__Exercise A__. Please copy the records from the line containing "Annotate this image: element" down to the line containing "59, 774, 74]", swapping "text-line" for "line-of-text" throughout and leaving everything else unchanged. Leave the pictures out.

__Supplied text__.
____________

# Safale S-04 Yeast



## benny_bjc (7/6/08)

Hi,

Bought the Wetpak pale ale which has Safale S-04 yeast supplied.

After reading this forum I hear others comments saying that it is a bad yeast.... and better to use S-056 which I believe is a more common ale yeast.

Is it really a problem or am I really better off buying S-056???

thanks


----------



## Screwtop (7/6/08)

beer007 said:


> Hi,
> 
> Bought the Wetpak pale ale which has Safale S-04 yeast supplied.
> 
> ...




What style of pale ale is it? What profile are you looking for from your yeast?


----------



## Insight (7/6/08)

Where did you hear S-04 is a bad yeast? As Pumpy alludes to, S-04 is great for an English style Pale Ale, US05 (formerly US-56) is more common in an American style Pale Ale.


----------



## Sammus (7/6/08)

Yeah I dunno where you heard it was bad, its the dry english yeast of choice for many, with US05 (which is what I think you mean by S-056) being the main choice for the american style pales. If S04 was supplied I'm guessing the wetpack was made to be a pommy ale, in which case I highly recommend sticking with the S04.

____________

__Record excerpts__.

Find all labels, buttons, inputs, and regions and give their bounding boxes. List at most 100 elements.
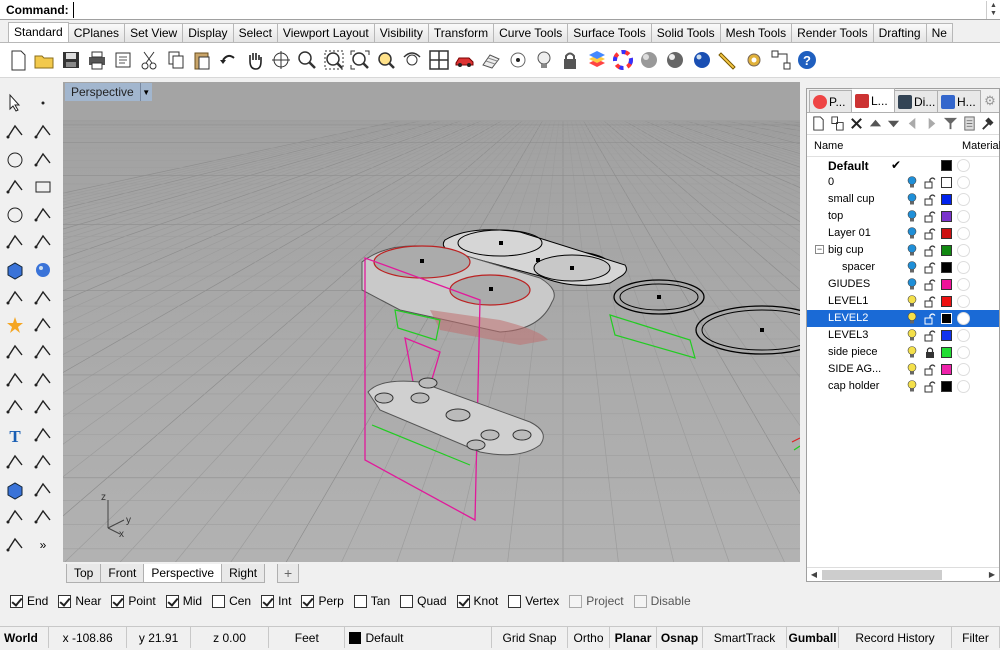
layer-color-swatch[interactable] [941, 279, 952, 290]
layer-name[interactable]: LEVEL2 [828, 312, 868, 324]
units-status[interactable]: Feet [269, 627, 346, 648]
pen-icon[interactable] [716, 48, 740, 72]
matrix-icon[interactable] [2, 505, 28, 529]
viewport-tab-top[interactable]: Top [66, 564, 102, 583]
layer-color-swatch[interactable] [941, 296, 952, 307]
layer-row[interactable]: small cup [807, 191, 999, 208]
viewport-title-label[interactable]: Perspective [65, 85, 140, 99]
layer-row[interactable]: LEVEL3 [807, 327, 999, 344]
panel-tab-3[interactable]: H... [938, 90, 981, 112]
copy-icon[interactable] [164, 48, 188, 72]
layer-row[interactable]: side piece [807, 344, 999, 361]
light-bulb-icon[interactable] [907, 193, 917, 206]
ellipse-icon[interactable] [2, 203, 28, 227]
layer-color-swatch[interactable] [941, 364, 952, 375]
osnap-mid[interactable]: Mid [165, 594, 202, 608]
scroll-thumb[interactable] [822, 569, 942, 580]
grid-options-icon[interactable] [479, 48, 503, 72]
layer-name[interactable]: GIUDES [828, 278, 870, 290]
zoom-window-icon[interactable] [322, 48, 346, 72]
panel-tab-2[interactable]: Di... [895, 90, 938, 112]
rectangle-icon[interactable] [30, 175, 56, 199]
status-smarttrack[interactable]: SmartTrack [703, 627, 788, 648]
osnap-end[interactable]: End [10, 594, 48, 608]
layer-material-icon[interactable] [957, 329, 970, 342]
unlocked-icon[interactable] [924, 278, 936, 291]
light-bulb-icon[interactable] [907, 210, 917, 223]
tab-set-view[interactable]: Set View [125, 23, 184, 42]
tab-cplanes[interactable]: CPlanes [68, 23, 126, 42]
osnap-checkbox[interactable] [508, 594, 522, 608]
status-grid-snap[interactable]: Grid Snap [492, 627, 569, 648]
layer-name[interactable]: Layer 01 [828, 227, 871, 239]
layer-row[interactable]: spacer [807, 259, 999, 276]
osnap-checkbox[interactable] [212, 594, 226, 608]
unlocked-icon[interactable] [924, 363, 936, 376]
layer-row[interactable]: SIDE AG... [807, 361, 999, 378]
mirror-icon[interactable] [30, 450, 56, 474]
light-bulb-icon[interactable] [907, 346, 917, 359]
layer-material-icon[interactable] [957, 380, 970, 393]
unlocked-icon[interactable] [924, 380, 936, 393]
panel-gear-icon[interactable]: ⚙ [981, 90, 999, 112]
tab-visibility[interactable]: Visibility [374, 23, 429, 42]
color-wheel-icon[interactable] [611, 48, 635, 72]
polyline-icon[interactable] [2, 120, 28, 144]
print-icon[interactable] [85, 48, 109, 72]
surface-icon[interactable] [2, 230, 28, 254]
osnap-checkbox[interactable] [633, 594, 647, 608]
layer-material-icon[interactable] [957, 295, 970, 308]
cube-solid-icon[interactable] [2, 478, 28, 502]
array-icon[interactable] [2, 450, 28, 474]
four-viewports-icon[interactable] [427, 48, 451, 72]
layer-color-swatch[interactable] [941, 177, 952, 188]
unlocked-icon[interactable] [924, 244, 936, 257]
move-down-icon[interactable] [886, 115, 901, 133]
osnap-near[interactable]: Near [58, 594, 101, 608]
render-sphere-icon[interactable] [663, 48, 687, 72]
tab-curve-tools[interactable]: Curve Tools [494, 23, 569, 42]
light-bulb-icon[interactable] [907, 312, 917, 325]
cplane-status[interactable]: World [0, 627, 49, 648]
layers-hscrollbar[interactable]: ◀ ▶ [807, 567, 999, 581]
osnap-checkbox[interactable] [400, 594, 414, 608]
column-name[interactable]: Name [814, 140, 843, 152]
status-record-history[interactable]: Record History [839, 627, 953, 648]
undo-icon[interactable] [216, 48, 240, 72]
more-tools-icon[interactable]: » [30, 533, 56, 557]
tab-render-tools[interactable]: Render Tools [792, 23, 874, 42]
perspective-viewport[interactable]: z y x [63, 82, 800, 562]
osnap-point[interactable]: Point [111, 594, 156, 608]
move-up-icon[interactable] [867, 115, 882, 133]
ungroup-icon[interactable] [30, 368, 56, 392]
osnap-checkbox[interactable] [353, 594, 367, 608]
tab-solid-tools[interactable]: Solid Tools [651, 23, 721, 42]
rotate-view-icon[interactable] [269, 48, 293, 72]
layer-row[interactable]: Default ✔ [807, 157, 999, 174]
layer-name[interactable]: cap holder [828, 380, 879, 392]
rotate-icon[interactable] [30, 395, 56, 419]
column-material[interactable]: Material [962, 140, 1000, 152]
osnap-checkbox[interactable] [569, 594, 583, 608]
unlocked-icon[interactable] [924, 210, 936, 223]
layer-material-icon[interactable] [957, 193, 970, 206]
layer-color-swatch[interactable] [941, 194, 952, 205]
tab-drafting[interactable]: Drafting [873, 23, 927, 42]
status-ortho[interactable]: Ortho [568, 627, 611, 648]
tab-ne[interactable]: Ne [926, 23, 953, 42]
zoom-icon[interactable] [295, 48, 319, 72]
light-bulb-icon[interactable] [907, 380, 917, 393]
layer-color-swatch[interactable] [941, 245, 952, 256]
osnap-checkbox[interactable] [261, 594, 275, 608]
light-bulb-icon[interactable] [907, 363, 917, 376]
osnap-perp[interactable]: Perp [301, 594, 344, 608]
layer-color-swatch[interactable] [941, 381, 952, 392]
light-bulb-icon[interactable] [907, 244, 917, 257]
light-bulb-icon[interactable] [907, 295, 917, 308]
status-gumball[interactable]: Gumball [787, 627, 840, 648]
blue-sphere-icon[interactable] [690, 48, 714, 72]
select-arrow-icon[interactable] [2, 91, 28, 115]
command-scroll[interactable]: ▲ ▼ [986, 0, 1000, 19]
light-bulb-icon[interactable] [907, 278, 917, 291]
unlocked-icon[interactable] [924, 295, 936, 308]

____________

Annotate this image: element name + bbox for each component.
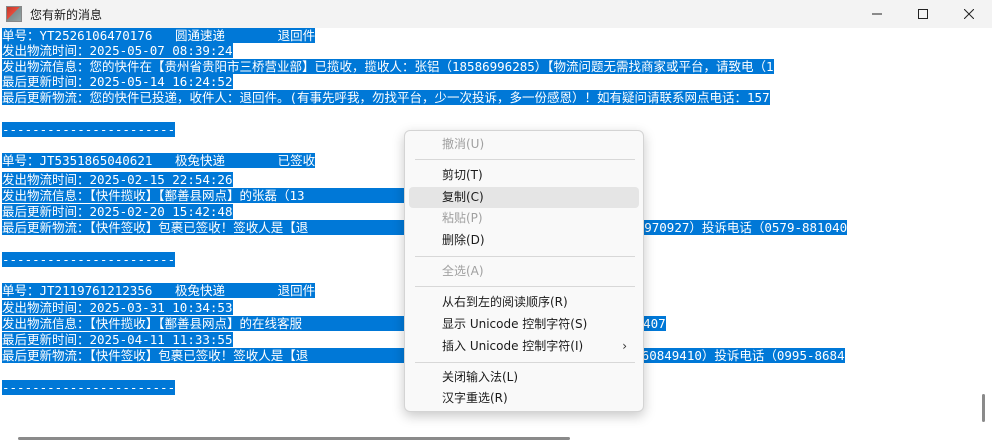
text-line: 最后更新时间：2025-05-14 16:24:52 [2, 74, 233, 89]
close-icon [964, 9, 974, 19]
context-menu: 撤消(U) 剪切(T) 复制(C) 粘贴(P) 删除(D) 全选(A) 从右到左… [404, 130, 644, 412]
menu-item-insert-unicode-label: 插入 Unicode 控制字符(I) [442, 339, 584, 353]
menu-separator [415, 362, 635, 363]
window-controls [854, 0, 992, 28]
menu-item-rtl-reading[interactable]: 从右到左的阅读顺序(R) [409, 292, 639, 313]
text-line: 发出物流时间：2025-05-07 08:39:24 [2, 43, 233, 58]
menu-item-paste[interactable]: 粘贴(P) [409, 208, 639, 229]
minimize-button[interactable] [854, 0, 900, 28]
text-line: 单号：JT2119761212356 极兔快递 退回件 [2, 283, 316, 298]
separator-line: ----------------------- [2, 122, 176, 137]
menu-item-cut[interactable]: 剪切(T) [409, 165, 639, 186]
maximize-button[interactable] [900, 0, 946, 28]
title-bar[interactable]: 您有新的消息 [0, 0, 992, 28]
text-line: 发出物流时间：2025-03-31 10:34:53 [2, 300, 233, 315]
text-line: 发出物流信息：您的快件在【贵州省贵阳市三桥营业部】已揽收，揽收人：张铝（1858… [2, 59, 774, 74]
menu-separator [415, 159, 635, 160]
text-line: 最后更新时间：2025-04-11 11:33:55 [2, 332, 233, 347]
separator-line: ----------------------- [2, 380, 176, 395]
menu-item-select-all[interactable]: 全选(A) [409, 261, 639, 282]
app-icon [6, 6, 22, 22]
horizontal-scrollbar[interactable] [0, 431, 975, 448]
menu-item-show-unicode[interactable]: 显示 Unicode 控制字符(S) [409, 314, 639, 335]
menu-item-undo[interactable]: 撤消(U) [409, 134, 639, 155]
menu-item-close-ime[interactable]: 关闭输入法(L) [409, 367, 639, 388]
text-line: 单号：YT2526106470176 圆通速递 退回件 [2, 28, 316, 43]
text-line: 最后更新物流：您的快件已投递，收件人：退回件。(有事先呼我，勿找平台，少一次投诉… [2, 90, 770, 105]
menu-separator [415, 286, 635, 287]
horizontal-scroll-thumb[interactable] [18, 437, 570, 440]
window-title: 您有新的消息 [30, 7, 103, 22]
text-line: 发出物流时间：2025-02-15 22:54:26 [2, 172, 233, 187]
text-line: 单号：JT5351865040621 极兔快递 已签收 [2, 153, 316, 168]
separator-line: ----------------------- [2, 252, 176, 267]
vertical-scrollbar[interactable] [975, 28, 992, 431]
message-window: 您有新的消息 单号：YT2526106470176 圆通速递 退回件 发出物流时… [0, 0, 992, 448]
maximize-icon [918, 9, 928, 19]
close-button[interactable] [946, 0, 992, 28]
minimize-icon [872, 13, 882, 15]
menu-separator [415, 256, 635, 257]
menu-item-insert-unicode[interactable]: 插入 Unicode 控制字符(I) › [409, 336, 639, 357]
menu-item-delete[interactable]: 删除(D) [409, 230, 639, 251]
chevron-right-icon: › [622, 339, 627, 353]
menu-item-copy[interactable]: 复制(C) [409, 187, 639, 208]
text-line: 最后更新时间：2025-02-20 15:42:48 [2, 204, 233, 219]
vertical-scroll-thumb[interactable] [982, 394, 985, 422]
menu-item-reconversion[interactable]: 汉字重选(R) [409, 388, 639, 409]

____________

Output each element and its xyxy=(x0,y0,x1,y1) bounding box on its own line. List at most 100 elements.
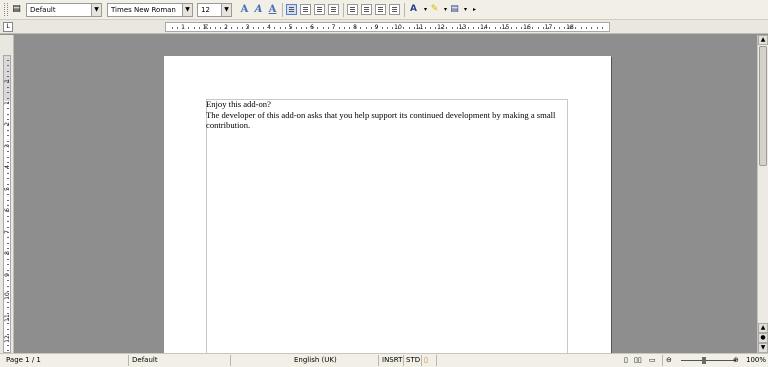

____________

__Exercise B__. In the forum thread on Safale S-04 yeast, what was US05 formerly called?

__Correct output A__.
Annotate this image: element name + bbox for each component.
line-of-text: 最后更新时间：2025-05-14 16:24:52 [2, 74, 233, 89]
close-icon [964, 9, 974, 19]
context-menu: 撤消(U) 剪切(T) 复制(C) 粘贴(P) 删除(D) 全选(A) 从右到左… [404, 130, 644, 412]
menu-item-insert-unicode-label: 插入 Unicode 控制字符(I) [442, 339, 584, 353]
menu-separator [415, 362, 635, 363]
window-controls [854, 0, 992, 28]
menu-item-rtl-reading[interactable]: 从右到左的阅读顺序(R) [409, 292, 639, 313]
line-of-text: 发出物流时间：2025-05-07 08:39:24 [2, 43, 233, 58]
menu-item-paste[interactable]: 粘贴(P) [409, 208, 639, 229]
minimize-button[interactable] [854, 0, 900, 28]
line-of-text: 单号：JT2119761212356 极兔快递 退回件 [2, 283, 316, 298]
separator-line: ----------------------- [2, 122, 176, 137]
menu-item-cut[interactable]: 剪切(T) [409, 165, 639, 186]
maximize-button[interactable] [900, 0, 946, 28]
title-bar[interactable]: 您有新的消息 [0, 0, 992, 28]
line-of-text: 发出物流时间：2025-03-31 10:34:53 [2, 300, 233, 315]
line-of-text: 发出物流信息：您的快件在【贵州省贵阳市三桥营业部】已揽收，揽收人：张铝（1858… [2, 59, 774, 74]

__Correct output B__. US-56.